MATERIAL FOR THIS TASK -
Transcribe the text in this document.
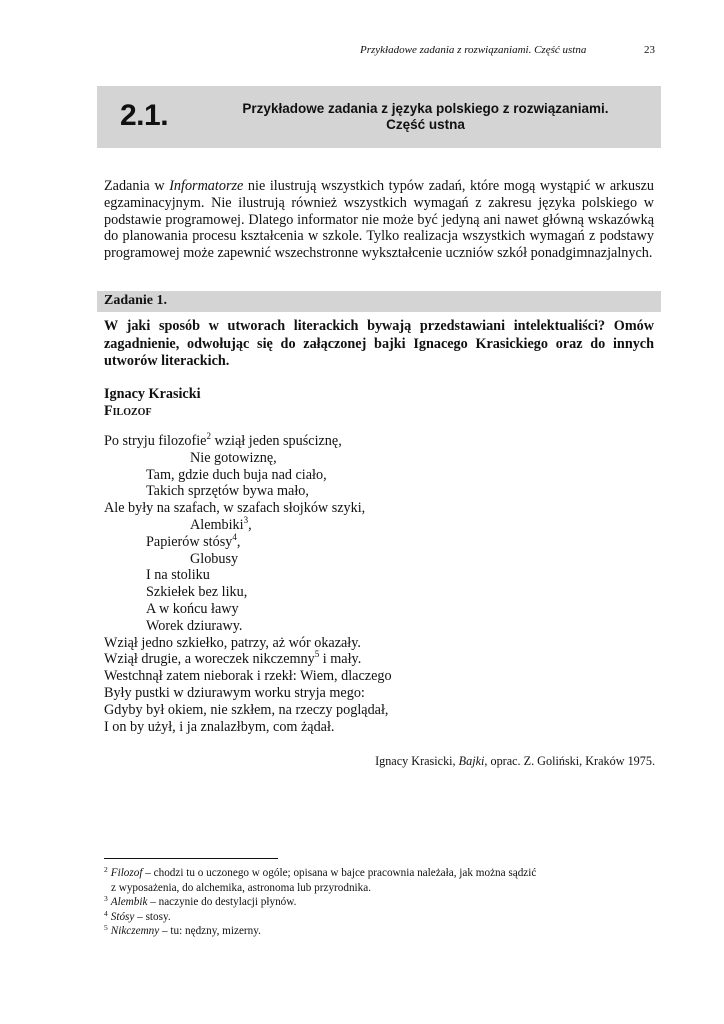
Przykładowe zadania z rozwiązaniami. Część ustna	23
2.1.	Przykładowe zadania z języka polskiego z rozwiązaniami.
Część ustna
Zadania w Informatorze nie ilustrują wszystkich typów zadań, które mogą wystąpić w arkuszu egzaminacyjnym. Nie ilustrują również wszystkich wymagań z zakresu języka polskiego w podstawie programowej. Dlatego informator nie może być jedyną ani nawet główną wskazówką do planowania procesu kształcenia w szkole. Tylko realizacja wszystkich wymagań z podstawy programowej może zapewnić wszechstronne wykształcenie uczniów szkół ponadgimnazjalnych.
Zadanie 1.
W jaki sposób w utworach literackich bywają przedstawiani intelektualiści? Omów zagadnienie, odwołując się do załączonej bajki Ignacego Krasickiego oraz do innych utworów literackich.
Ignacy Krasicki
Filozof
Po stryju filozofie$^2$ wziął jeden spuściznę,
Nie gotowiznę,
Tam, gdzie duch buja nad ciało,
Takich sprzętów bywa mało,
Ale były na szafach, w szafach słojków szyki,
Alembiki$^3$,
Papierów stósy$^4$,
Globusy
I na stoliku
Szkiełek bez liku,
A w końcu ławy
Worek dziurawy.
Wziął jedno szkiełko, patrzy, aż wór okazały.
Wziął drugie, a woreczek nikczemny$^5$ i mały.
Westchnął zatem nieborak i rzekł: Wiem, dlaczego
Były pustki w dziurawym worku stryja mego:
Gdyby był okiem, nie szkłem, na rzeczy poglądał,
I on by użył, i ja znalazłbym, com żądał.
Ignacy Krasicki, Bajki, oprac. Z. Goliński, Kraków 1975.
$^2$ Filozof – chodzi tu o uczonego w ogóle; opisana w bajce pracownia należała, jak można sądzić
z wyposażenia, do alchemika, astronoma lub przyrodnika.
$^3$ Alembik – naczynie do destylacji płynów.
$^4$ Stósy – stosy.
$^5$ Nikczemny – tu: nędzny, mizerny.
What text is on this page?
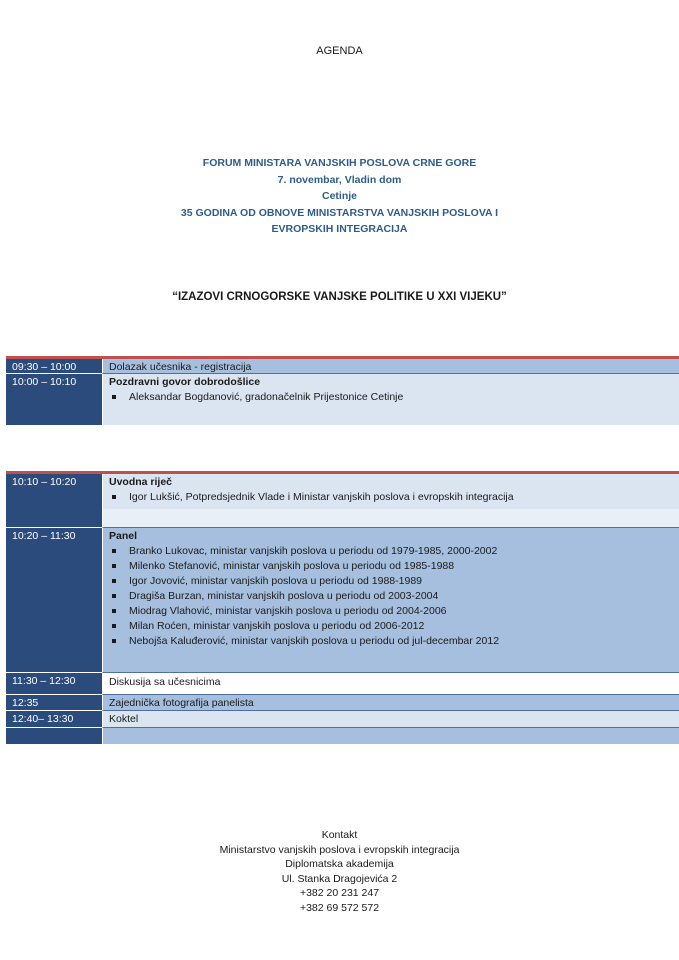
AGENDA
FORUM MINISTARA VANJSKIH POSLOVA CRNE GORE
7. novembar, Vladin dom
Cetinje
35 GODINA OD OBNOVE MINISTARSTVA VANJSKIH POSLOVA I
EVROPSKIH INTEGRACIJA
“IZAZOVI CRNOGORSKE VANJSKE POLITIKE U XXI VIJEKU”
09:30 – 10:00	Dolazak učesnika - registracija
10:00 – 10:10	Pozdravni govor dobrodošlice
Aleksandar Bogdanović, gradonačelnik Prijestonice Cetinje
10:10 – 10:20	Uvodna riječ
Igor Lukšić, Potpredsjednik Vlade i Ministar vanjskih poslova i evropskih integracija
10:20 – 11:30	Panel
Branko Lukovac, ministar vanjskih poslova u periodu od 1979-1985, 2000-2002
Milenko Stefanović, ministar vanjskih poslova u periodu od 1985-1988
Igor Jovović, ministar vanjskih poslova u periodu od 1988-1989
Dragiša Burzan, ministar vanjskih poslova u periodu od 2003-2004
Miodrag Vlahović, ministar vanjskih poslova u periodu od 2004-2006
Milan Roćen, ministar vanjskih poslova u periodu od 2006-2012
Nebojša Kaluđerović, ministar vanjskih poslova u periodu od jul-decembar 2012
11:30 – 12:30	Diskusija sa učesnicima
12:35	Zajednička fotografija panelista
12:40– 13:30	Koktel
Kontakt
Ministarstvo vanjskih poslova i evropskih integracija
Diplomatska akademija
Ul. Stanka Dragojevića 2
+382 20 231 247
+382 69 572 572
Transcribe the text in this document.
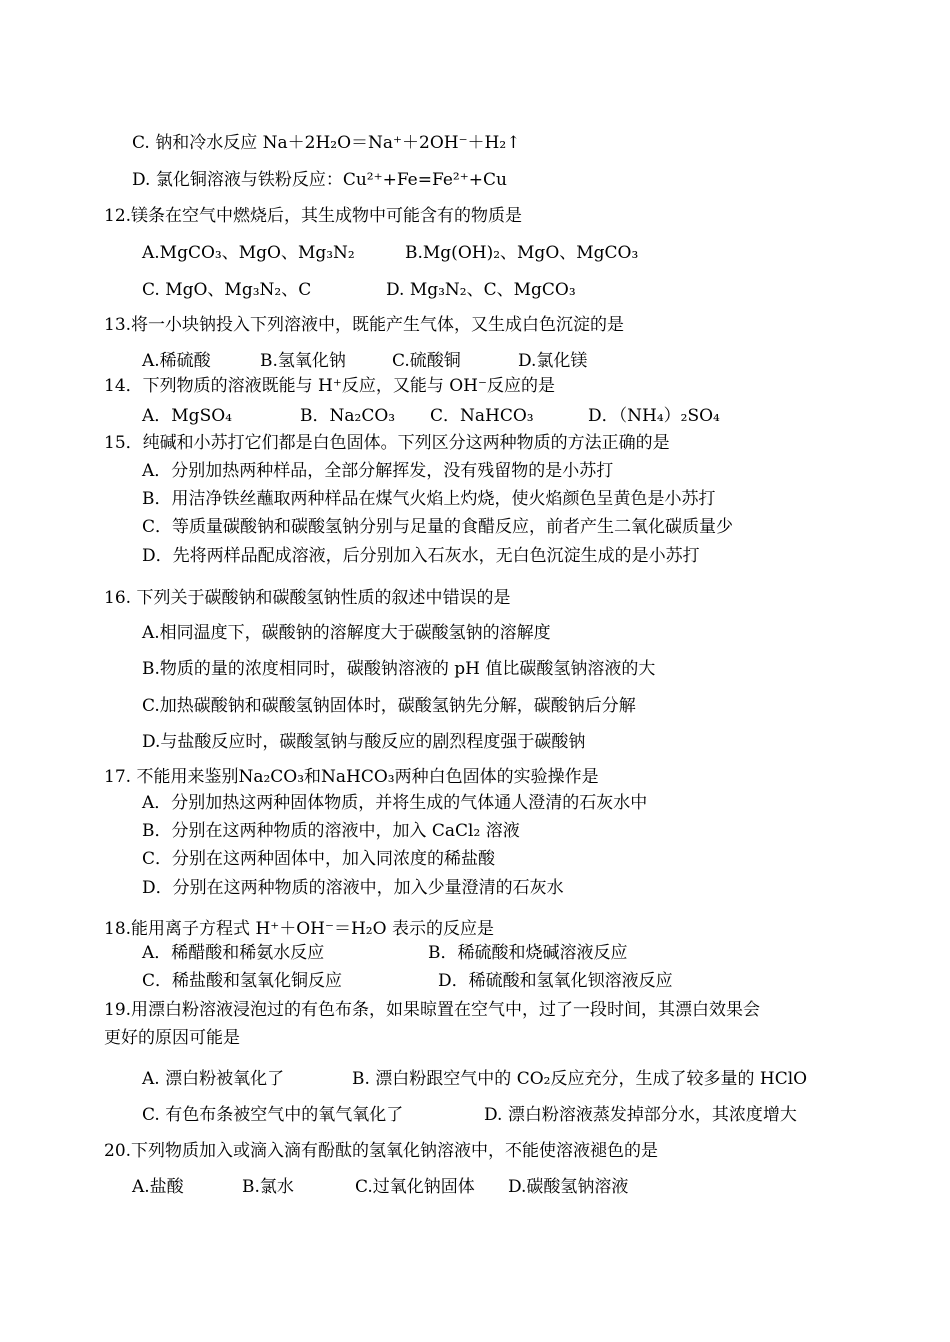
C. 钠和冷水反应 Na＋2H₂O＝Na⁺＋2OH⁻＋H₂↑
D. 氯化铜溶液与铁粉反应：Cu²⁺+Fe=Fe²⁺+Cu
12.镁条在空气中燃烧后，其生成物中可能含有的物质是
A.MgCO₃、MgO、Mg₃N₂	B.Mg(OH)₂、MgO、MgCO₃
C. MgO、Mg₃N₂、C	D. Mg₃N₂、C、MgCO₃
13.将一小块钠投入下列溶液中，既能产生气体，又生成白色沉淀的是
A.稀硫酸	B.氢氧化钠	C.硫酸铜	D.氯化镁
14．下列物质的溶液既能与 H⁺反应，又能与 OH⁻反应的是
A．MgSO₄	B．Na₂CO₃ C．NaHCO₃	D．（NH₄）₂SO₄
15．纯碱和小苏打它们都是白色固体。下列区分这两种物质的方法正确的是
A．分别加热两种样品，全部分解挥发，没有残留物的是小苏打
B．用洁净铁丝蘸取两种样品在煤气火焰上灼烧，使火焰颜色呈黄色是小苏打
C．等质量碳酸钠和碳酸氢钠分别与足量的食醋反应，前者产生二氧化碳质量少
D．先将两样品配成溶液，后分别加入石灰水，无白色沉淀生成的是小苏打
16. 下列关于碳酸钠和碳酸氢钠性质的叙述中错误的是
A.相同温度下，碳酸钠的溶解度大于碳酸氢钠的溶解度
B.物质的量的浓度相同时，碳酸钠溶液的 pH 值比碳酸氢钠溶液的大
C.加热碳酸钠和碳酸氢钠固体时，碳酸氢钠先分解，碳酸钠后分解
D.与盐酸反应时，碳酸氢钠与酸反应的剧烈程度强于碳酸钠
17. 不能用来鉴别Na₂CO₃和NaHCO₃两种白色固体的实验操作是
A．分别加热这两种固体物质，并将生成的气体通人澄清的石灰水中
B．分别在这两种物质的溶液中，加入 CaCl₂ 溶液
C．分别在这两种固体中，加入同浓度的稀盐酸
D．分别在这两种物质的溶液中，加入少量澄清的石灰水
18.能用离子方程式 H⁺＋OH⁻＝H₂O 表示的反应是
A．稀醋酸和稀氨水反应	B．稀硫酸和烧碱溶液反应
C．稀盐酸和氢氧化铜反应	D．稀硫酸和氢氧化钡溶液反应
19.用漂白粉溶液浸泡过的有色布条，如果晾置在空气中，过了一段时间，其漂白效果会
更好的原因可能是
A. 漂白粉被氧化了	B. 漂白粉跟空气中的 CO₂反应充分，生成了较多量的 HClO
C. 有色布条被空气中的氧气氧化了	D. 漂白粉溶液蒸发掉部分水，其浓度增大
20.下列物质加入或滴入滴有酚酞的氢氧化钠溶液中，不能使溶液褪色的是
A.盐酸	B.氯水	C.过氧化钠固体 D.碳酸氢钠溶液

WORK TO COMPLETE - Give every line above again exactly, with no pictures.

FULL ANSWER -
Transcribe the text in this document.
Przykładowe zadania z rozwiązaniami. Część ustna	23
2.1.	Przykładowe zadania z języka polskiego z rozwiązaniami.
Część ustna
Zadania w Informatorze nie ilustrują wszystkich typów zadań, które mogą wystąpić w arkuszu egzaminacyjnym. Nie ilustrują również wszystkich wymagań z zakresu języka polskiego w podstawie programowej. Dlatego informator nie może być jedyną ani nawet główną wskazówką do planowania procesu kształcenia w szkole. Tylko realizacja wszystkich wymagań z podstawy programowej może zapewnić wszechstronne wykształcenie uczniów szkół ponadgimnazjalnych.
Zadanie 1.
W jaki sposób w utworach literackich bywają przedstawiani intelektualiści? Omów zagadnienie, odwołując się do załączonej bajki Ignacego Krasickiego oraz do innych utworów literackich.
Ignacy Krasicki
Filozof
Po stryju filozofie$^2$ wziął jeden spuściznę,
Nie gotowiznę,
Tam, gdzie duch buja nad ciało,
Takich sprzętów bywa mało,
Ale były na szafach, w szafach słojków szyki,
Alembiki$^3$,
Papierów stósy$^4$,
Globusy
I na stoliku
Szkiełek bez liku,
A w końcu ławy
Worek dziurawy.
Wziął jedno szkiełko, patrzy, aż wór okazały.
Wziął drugie, a woreczek nikczemny$^5$ i mały.
Westchnął zatem nieborak i rzekł: Wiem, dlaczego
Były pustki w dziurawym worku stryja mego:
Gdyby był okiem, nie szkłem, na rzeczy poglądał,
I on by użył, i ja znalazłbym, com żądał.
Ignacy Krasicki, Bajki, oprac. Z. Goliński, Kraków 1975.
$^2$ Filozof – chodzi tu o uczonego w ogóle; opisana w bajce pracownia należała, jak można sądzić
z wyposażenia, do alchemika, astronoma lub przyrodnika.
$^3$ Alembik – naczynie do destylacji płynów.
$^4$ Stósy – stosy.
$^5$ Nikczemny – tu: nędzny, mizerny.
What text is on this page?
AGENDA
FORUM MINISTARA VANJSKIH POSLOVA CRNE GORE
7. novembar, Vladin dom
Cetinje
35 GODINA OD OBNOVE MINISTARSTVA VANJSKIH POSLOVA I
EVROPSKIH INTEGRACIJA
“IZAZOVI CRNOGORSKE VANJSKE POLITIKE U XXI VIJEKU”
09:30 – 10:00	Dolazak učesnika - registracija
10:00 – 10:10	Pozdravni govor dobrodošlice
Aleksandar Bogdanović, gradonačelnik Prijestonice Cetinje
10:10 – 10:20	Uvodna riječ
Igor Lukšić, Potpredsjednik Vlade i Ministar vanjskih poslova i evropskih integracija
10:20 – 11:30	Panel
Branko Lukovac, ministar vanjskih poslova u periodu od 1979-1985, 2000-2002
Milenko Stefanović, ministar vanjskih poslova u periodu od 1985-1988
Igor Jovović, ministar vanjskih poslova u periodu od 1988-1989
Dragiša Burzan, ministar vanjskih poslova u periodu od 2003-2004
Miodrag Vlahović, ministar vanjskih poslova u periodu od 2004-2006
Milan Roćen, ministar vanjskih poslova u periodu od 2006-2012
Nebojša Kaluđerović, ministar vanjskih poslova u periodu od jul-decembar 2012
11:30 – 12:30	Diskusija sa učesnicima
12:35	Zajednička fotografija panelista
12:40– 13:30	Koktel
Kontakt
Ministarstvo vanjskih poslova i evropskih integracija
Diplomatska akademija
Ul. Stanka Dragojevića 2
+382 20 231 247
+382 69 572 572
Transcribe the text in this document.
C. 钠和冷水反应 Na＋2H₂O＝Na⁺＋2OH⁻＋H₂↑
D. 氯化铜溶液与铁粉反应：Cu²⁺+Fe=Fe²⁺+Cu
12.镁条在空气中燃烧后，其生成物中可能含有的物质是
A.MgCO₃、MgO、Mg₃N₂	B.Mg(OH)₂、MgO、MgCO₃
C. MgO、Mg₃N₂、C	D. Mg₃N₂、C、MgCO₃
13.将一小块钠投入下列溶液中，既能产生气体，又生成白色沉淀的是
A.稀硫酸	B.氢氧化钠	C.硫酸铜	D.氯化镁
14．下列物质的溶液既能与 H⁺反应，又能与 OH⁻反应的是
A．MgSO₄	B．Na₂CO₃ C．NaHCO₃	D．（NH₄）₂SO₄
15．纯碱和小苏打它们都是白色固体。下列区分这两种物质的方法正确的是
A．分别加热两种样品，全部分解挥发，没有残留物的是小苏打
B．用洁净铁丝蘸取两种样品在煤气火焰上灼烧，使火焰颜色呈黄色是小苏打
C．等质量碳酸钠和碳酸氢钠分别与足量的食醋反应，前者产生二氧化碳质量少
D．先将两样品配成溶液，后分别加入石灰水，无白色沉淀生成的是小苏打
16. 下列关于碳酸钠和碳酸氢钠性质的叙述中错误的是
A.相同温度下，碳酸钠的溶解度大于碳酸氢钠的溶解度
B.物质的量的浓度相同时，碳酸钠溶液的 pH 值比碳酸氢钠溶液的大
C.加热碳酸钠和碳酸氢钠固体时，碳酸氢钠先分解，碳酸钠后分解
D.与盐酸反应时，碳酸氢钠与酸反应的剧烈程度强于碳酸钠
17. 不能用来鉴别Na₂CO₃和NaHCO₃两种白色固体的实验操作是
A．分别加热这两种固体物质，并将生成的气体通人澄清的石灰水中
B．分别在这两种物质的溶液中，加入 CaCl₂ 溶液
C．分别在这两种固体中，加入同浓度的稀盐酸
D．分别在这两种物质的溶液中，加入少量澄清的石灰水
18.能用离子方程式 H⁺＋OH⁻＝H₂O 表示的反应是
A．稀醋酸和稀氨水反应	B．稀硫酸和烧碱溶液反应
C．稀盐酸和氢氧化铜反应	D．稀硫酸和氢氧化钡溶液反应
19.用漂白粉溶液浸泡过的有色布条，如果晾置在空气中，过了一段时间，其漂白效果会
更好的原因可能是
A. 漂白粉被氧化了	B. 漂白粉跟空气中的 CO₂反应充分，生成了较多量的 HClO
C. 有色布条被空气中的氧气氧化了	D. 漂白粉溶液蒸发掉部分水，其浓度增大
20.下列物质加入或滴入滴有酚酞的氢氧化钠溶液中，不能使溶液褪色的是
A.盐酸	B.氯水	C.过氧化钠固体 D.碳酸氢钠溶液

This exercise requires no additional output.